### TASK DATA

[start]

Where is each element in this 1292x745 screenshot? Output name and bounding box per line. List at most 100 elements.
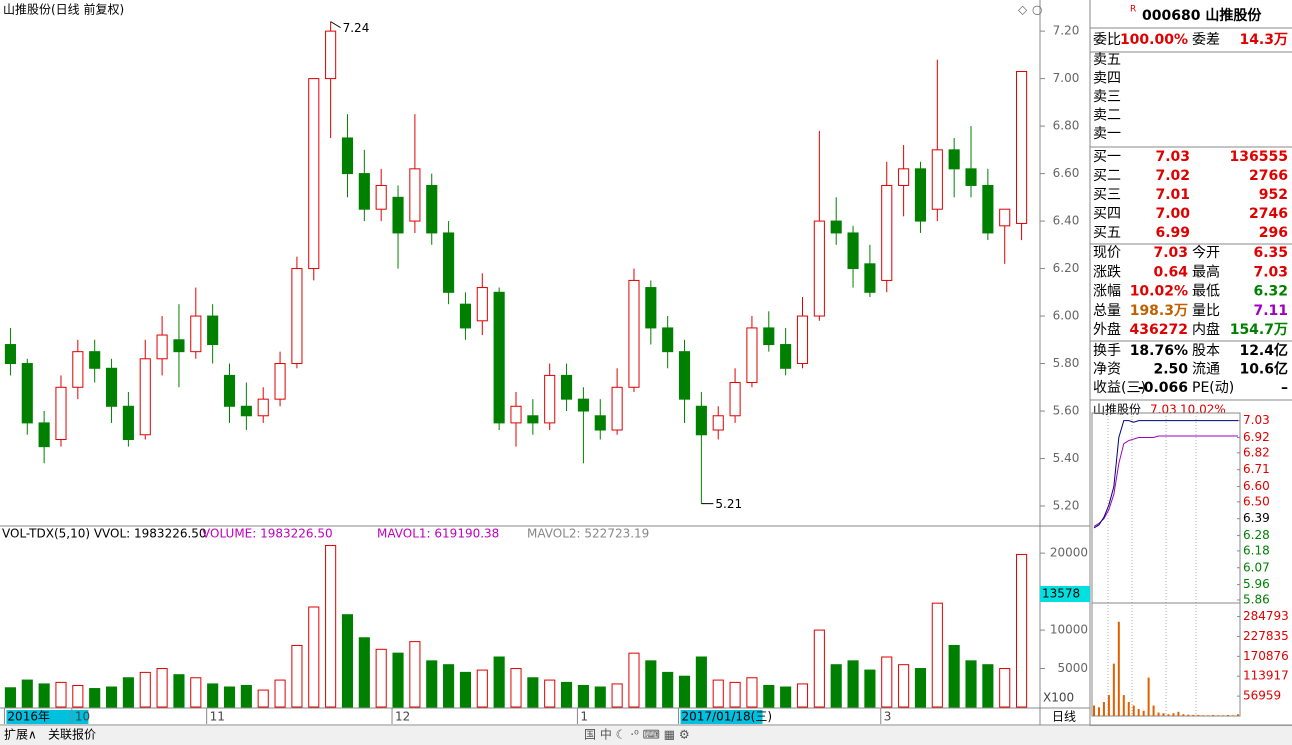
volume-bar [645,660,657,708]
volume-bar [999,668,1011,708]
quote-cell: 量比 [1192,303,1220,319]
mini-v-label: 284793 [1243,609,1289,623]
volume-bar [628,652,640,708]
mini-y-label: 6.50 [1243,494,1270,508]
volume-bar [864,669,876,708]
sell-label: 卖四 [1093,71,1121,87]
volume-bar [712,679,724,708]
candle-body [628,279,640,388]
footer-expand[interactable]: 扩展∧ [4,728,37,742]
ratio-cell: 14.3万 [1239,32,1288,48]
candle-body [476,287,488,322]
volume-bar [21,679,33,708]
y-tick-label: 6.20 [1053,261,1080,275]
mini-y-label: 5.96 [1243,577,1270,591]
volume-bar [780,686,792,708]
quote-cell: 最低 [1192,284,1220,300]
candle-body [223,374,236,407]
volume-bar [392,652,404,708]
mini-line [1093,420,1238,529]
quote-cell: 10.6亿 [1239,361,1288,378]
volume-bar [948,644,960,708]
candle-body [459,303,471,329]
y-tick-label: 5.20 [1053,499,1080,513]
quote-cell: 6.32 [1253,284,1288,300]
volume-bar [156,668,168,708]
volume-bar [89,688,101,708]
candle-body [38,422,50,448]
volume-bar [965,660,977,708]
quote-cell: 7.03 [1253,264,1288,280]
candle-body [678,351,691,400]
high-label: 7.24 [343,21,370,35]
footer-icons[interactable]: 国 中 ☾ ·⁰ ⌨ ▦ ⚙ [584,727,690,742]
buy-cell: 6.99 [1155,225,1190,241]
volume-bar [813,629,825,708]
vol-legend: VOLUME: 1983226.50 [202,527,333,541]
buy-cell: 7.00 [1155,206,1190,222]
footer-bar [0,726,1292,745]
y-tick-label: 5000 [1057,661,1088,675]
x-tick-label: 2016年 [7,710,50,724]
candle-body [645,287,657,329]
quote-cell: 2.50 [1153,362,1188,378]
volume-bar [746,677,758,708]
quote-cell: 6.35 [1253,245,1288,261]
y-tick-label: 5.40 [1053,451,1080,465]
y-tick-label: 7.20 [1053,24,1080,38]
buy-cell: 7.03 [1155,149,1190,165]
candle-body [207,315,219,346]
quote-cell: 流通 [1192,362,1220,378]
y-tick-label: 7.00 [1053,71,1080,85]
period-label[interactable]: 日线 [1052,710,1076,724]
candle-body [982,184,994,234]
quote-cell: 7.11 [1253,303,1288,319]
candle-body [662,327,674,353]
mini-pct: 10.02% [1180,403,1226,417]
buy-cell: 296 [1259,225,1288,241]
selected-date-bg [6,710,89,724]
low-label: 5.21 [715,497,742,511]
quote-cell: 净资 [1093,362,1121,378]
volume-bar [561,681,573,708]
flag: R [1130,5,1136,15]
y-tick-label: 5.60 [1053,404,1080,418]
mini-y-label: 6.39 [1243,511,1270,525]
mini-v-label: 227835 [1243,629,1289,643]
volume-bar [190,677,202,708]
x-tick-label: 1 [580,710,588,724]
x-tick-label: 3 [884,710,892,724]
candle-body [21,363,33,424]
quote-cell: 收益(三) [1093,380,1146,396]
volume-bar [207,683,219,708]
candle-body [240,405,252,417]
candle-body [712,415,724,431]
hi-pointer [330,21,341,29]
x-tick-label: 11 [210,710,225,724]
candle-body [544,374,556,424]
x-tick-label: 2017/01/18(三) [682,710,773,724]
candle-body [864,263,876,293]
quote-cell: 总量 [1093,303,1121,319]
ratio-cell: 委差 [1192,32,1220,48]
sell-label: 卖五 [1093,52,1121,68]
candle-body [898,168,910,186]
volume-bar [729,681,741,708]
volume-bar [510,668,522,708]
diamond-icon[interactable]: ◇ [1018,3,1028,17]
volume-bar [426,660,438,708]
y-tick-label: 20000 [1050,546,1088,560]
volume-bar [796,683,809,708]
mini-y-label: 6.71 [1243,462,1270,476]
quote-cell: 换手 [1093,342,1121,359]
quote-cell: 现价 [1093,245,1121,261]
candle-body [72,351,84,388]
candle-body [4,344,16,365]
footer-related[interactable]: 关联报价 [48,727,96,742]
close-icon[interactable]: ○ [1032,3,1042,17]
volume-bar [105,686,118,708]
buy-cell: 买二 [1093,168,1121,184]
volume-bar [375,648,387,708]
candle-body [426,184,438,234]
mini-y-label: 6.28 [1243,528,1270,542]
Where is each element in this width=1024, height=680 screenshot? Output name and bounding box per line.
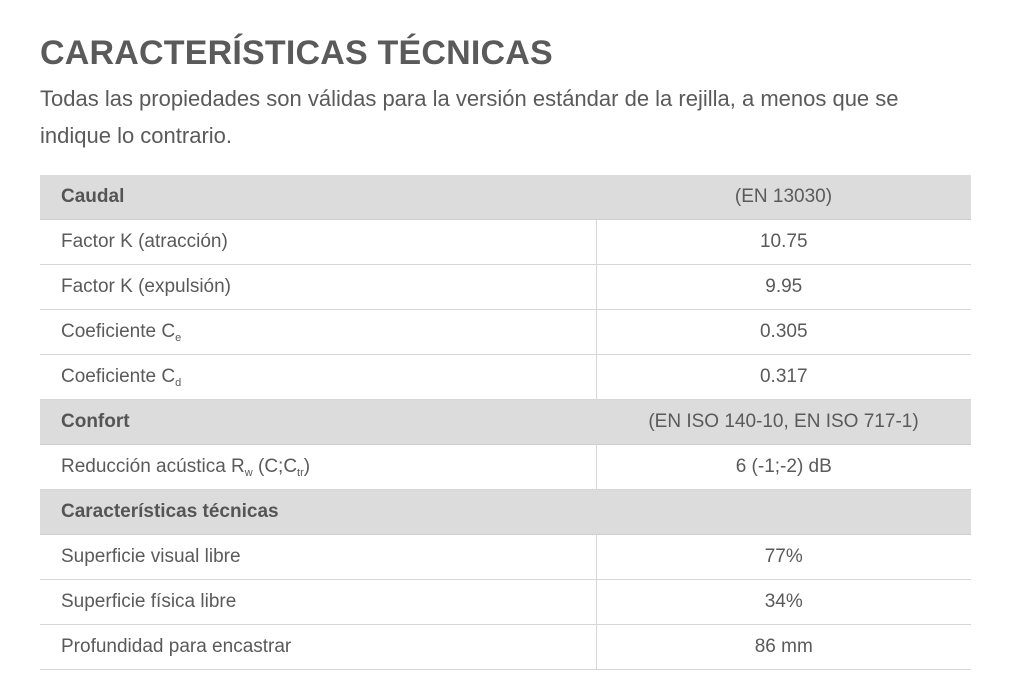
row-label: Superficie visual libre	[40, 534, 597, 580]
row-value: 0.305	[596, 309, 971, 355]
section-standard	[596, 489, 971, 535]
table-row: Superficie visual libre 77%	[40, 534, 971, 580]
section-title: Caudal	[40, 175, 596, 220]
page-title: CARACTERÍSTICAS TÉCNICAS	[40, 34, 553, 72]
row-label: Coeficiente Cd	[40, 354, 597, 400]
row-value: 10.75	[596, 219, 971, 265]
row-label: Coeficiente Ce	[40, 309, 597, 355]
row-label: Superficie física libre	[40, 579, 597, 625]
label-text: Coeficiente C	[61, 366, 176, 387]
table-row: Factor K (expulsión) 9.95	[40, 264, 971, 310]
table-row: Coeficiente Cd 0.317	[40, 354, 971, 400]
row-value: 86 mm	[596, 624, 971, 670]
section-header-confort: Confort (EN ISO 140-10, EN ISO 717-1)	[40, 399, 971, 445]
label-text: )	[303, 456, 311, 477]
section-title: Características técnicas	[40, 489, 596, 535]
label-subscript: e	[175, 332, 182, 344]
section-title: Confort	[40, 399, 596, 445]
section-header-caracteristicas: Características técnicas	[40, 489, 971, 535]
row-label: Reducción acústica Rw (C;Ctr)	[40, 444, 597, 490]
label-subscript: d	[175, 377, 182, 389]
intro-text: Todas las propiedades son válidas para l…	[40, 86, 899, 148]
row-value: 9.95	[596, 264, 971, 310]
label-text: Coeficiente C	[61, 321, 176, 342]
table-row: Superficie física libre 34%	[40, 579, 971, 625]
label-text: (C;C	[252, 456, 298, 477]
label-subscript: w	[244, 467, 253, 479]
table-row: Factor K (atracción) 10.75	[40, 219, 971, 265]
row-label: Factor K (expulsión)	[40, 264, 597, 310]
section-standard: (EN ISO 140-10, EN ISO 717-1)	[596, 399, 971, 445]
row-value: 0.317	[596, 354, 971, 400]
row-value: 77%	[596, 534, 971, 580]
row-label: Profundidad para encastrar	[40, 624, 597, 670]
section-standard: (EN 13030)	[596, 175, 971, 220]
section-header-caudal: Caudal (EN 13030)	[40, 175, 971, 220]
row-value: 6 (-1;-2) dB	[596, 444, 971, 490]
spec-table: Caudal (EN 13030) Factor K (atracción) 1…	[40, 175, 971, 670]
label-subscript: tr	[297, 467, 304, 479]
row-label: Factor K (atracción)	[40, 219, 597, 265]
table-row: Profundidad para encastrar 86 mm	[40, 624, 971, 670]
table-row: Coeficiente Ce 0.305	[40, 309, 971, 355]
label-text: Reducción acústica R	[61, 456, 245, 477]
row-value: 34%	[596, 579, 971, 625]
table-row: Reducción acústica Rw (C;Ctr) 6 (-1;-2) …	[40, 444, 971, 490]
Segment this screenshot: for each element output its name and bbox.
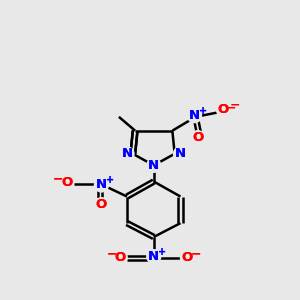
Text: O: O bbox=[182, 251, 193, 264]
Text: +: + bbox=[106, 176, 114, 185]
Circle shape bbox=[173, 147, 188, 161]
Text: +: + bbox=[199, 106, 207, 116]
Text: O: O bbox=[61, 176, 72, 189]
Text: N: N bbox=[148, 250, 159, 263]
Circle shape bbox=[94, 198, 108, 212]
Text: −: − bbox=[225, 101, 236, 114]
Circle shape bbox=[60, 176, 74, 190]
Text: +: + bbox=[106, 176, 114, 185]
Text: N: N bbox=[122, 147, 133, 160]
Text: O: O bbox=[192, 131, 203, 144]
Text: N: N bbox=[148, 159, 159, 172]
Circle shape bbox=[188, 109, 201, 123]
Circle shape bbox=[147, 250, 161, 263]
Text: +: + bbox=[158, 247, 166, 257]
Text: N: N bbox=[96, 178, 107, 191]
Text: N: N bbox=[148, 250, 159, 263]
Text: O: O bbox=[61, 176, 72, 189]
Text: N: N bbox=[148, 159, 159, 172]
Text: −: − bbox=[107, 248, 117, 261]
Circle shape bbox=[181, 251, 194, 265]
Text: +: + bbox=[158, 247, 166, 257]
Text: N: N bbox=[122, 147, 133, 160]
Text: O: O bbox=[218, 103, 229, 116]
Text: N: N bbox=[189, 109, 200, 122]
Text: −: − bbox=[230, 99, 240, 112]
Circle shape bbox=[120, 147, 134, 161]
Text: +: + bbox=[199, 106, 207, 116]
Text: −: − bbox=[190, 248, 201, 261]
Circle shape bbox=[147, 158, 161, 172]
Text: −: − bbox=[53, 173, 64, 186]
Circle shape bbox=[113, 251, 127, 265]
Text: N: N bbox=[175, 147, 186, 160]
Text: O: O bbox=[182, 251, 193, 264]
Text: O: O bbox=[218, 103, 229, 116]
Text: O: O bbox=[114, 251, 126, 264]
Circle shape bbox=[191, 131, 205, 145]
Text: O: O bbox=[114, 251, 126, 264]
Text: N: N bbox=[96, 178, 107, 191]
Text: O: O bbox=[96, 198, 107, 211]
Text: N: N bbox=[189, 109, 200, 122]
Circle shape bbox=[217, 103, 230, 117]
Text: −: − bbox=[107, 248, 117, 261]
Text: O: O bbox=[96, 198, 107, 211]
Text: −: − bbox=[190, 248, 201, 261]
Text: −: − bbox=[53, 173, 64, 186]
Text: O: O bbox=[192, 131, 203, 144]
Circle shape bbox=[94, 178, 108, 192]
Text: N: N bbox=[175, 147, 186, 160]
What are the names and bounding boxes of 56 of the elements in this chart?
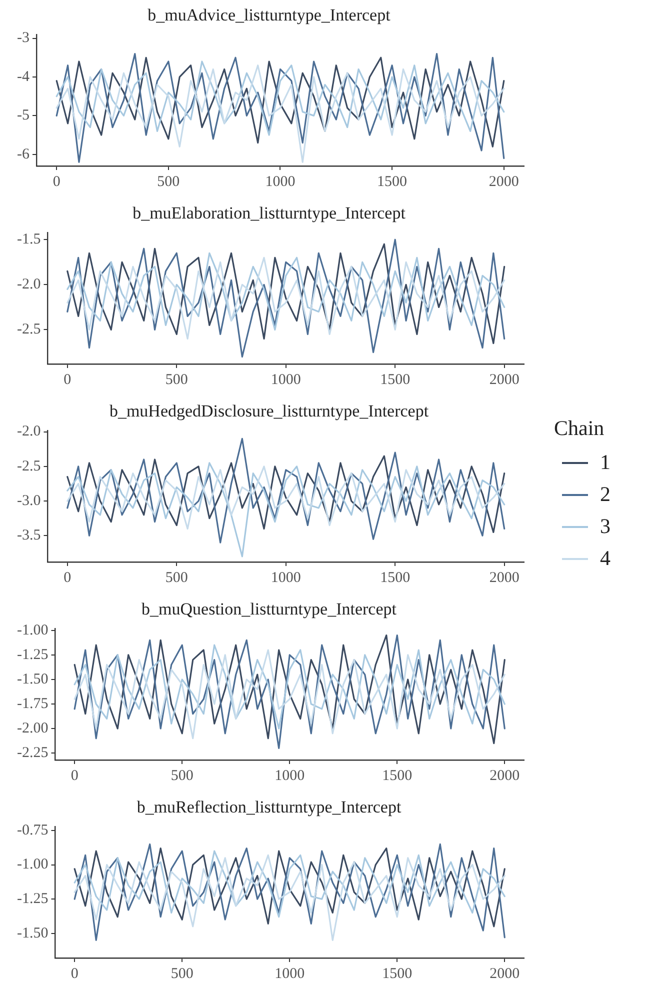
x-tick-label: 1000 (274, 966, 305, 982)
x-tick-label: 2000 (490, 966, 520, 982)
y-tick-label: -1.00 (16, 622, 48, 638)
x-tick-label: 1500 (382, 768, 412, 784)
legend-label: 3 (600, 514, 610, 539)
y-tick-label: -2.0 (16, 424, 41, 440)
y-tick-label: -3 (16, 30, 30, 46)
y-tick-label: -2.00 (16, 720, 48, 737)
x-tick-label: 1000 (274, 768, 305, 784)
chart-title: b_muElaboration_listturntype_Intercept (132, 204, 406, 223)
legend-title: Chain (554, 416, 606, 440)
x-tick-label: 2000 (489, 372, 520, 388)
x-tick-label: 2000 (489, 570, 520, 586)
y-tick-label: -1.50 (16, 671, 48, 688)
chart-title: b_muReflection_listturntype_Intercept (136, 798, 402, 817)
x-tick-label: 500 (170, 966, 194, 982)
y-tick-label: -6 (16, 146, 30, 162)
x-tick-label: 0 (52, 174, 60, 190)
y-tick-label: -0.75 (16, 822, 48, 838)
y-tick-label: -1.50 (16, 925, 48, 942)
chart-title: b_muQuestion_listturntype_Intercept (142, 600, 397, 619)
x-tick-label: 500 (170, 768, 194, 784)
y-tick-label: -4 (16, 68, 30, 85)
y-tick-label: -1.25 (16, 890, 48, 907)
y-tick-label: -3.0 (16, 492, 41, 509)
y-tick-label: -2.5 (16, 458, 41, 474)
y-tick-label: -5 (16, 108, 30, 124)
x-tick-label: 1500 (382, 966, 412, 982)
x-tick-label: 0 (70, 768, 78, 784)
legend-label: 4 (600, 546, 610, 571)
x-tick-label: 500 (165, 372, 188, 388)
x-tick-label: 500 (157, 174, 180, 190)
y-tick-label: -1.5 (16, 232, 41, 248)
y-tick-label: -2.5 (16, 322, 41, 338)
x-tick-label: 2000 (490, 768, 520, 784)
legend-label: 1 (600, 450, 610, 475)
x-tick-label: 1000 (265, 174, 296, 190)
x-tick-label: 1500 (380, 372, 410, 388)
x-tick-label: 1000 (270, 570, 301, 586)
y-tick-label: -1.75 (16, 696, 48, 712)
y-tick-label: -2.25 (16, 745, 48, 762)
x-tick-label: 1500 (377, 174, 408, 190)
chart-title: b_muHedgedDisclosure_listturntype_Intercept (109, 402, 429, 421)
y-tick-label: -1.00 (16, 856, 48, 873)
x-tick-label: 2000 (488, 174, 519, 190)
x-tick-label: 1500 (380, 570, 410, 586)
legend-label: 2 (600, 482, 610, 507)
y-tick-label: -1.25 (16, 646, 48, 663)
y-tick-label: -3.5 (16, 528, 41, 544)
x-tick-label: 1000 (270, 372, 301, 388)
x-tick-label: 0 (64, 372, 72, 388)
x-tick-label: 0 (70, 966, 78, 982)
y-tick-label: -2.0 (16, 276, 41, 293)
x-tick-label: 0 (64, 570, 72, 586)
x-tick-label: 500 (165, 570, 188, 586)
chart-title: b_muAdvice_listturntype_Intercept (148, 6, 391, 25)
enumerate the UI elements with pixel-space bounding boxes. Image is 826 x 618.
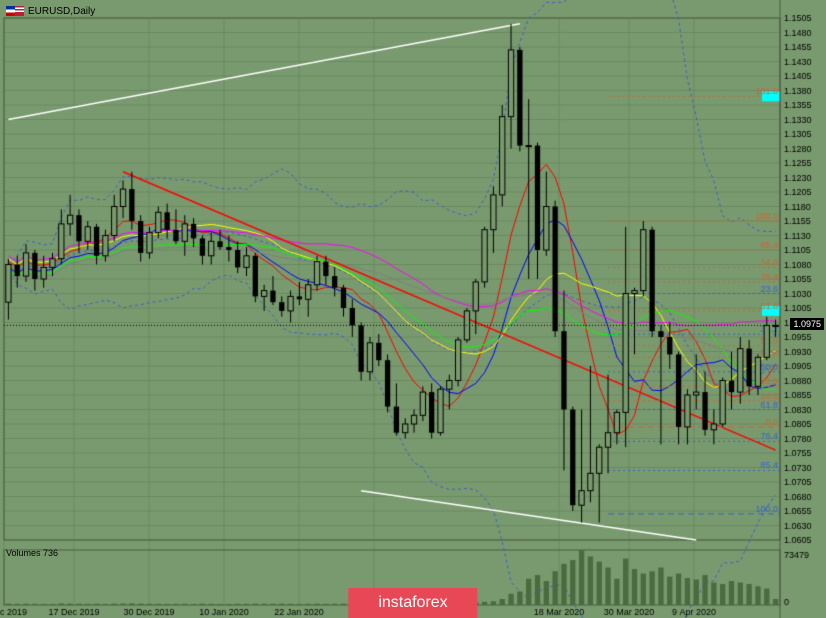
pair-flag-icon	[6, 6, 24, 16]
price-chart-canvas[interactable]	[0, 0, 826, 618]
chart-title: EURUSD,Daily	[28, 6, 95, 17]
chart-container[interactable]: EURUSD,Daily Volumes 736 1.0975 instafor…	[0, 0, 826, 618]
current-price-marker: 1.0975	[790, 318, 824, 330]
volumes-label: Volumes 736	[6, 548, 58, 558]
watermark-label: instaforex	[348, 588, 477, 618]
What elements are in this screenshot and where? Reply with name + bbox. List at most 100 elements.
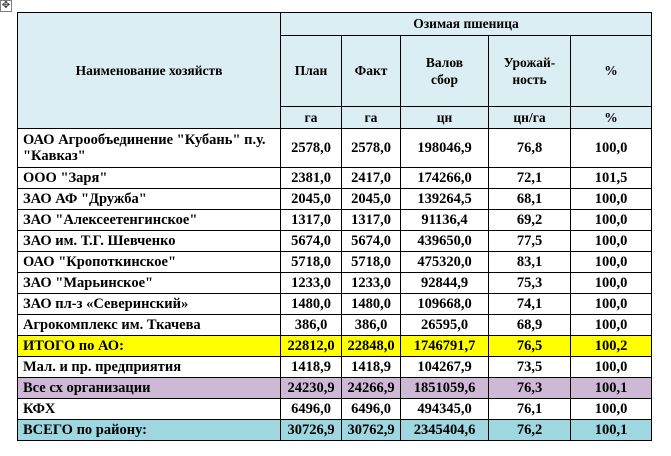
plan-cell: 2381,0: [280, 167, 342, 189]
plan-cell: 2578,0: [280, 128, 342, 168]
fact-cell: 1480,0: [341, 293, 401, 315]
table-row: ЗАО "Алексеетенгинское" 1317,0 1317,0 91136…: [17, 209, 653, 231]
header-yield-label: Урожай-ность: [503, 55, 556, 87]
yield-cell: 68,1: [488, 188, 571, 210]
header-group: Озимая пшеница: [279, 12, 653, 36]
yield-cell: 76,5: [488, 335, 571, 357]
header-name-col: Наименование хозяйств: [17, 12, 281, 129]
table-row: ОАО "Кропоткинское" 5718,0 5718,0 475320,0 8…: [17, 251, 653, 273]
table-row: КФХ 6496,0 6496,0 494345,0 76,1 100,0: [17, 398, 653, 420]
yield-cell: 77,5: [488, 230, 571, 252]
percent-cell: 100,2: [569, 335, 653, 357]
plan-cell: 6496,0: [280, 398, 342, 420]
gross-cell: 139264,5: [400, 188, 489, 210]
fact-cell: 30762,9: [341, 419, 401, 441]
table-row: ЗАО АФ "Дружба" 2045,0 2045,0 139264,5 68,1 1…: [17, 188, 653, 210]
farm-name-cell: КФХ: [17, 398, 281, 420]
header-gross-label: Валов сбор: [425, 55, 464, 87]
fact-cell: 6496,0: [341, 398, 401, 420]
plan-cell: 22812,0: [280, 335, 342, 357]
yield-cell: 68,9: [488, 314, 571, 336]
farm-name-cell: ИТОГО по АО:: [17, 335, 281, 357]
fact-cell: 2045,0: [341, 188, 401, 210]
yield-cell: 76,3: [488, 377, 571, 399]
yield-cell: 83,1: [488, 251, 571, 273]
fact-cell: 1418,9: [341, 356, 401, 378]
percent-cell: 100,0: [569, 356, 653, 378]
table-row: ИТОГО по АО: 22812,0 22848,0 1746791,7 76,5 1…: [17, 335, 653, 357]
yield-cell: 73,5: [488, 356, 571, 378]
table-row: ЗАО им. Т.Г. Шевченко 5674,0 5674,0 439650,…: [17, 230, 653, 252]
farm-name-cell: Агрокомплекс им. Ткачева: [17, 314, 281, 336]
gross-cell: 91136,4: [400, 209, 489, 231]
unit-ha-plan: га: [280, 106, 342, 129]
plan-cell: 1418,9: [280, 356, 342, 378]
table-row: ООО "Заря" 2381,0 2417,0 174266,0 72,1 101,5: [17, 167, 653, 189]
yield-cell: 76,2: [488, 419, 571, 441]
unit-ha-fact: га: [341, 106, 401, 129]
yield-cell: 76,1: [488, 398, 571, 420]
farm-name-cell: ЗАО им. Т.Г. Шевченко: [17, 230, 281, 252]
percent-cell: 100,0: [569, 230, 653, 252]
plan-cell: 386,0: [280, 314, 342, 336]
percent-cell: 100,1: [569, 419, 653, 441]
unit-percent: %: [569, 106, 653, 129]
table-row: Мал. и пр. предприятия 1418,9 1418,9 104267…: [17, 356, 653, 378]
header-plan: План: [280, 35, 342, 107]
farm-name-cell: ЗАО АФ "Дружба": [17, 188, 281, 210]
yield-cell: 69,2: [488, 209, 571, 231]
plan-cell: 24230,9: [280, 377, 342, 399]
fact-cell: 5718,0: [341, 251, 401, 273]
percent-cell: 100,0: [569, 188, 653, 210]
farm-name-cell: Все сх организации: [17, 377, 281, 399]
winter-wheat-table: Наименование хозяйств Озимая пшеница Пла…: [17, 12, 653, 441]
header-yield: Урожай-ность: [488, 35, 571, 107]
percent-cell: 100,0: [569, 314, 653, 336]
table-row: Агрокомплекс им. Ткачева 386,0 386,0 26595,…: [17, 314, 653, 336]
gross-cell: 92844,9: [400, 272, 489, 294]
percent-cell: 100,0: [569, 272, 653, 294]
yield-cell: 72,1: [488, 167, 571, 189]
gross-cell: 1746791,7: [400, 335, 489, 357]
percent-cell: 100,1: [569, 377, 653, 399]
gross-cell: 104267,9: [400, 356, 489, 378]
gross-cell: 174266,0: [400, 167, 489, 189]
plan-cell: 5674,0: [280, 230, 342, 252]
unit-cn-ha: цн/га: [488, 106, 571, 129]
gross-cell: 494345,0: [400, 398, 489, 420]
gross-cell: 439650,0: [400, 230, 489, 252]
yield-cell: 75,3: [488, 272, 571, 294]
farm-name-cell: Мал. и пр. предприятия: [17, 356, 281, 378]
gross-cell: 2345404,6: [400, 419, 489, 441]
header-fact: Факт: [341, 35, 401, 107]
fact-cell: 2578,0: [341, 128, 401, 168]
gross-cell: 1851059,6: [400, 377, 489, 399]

[end]

### YOUR OBJECTIVE
Please repeat word for word the lines of the listing above, from the one containing "x-tick-label: 1000 (274, 966, 305, 982)" through the one containing "x-tick-label: 0 (64, 570, 72, 586)", with both of those lines included.

### ANSWER FOR THIS EXERCISE
x-tick-label: 1000 (274, 966, 305, 982)
x-tick-label: 2000 (490, 966, 520, 982)
y-tick-label: -1.00 (16, 622, 48, 638)
x-tick-label: 1500 (382, 768, 412, 784)
legend-label: 3 (600, 514, 610, 539)
y-tick-label: -2.0 (16, 424, 41, 440)
y-tick-label: -3 (16, 30, 30, 46)
y-tick-label: -2.00 (16, 720, 48, 737)
x-tick-label: 1000 (274, 768, 305, 784)
chart-title: b_muElaboration_listturntype_Intercept (132, 204, 406, 223)
legend-title: Chain (554, 416, 606, 440)
x-tick-label: 2000 (489, 372, 520, 388)
x-tick-label: 2000 (489, 570, 520, 586)
y-tick-label: -1.50 (16, 671, 48, 688)
chart-title: b_muReflection_listturntype_Intercept (136, 798, 402, 817)
x-tick-label: 500 (170, 966, 194, 982)
y-tick-label: -6 (16, 146, 30, 162)
x-tick-label: 0 (52, 174, 60, 190)
y-tick-label: -0.75 (16, 822, 48, 838)
y-tick-label: -1.50 (16, 925, 48, 942)
chart-title: b_muQuestion_listturntype_Intercept (142, 600, 397, 619)
x-tick-label: 500 (170, 768, 194, 784)
y-tick-label: -4 (16, 68, 30, 85)
y-tick-label: -1.25 (16, 890, 48, 907)
y-tick-label: -3.0 (16, 492, 41, 509)
y-tick-label: -2.5 (16, 458, 41, 474)
y-tick-label: -5 (16, 108, 30, 124)
x-tick-label: 1500 (382, 966, 412, 982)
x-tick-label: 0 (70, 768, 78, 784)
legend-label: 4 (600, 546, 610, 571)
x-tick-label: 500 (165, 372, 188, 388)
x-tick-label: 500 (157, 174, 180, 190)
y-tick-label: -1.5 (16, 232, 41, 248)
y-tick-label: -2.5 (16, 322, 41, 338)
x-tick-label: 2000 (490, 768, 520, 784)
legend-label: 1 (600, 450, 610, 475)
x-tick-label: 1000 (265, 174, 296, 190)
x-tick-label: 1500 (380, 372, 410, 388)
x-tick-label: 1000 (270, 570, 301, 586)
y-tick-label: -1.75 (16, 696, 48, 712)
y-tick-label: -2.25 (16, 745, 48, 762)
x-tick-label: 1500 (377, 174, 408, 190)
chart-title: b_muHedgedDisclosure_listturntype_Intercept (109, 402, 429, 421)
y-tick-label: -1.00 (16, 856, 48, 873)
x-tick-label: 2000 (488, 174, 519, 190)
x-tick-label: 1500 (380, 570, 410, 586)
legend-label: 2 (600, 482, 610, 507)
y-tick-label: -1.25 (16, 646, 48, 663)
y-tick-label: -3.5 (16, 528, 41, 544)
x-tick-label: 1000 (270, 372, 301, 388)
x-tick-label: 0 (64, 372, 72, 388)
x-tick-label: 0 (70, 966, 78, 982)
y-tick-label: -2.0 (16, 276, 41, 293)
x-tick-label: 0 (64, 570, 72, 586)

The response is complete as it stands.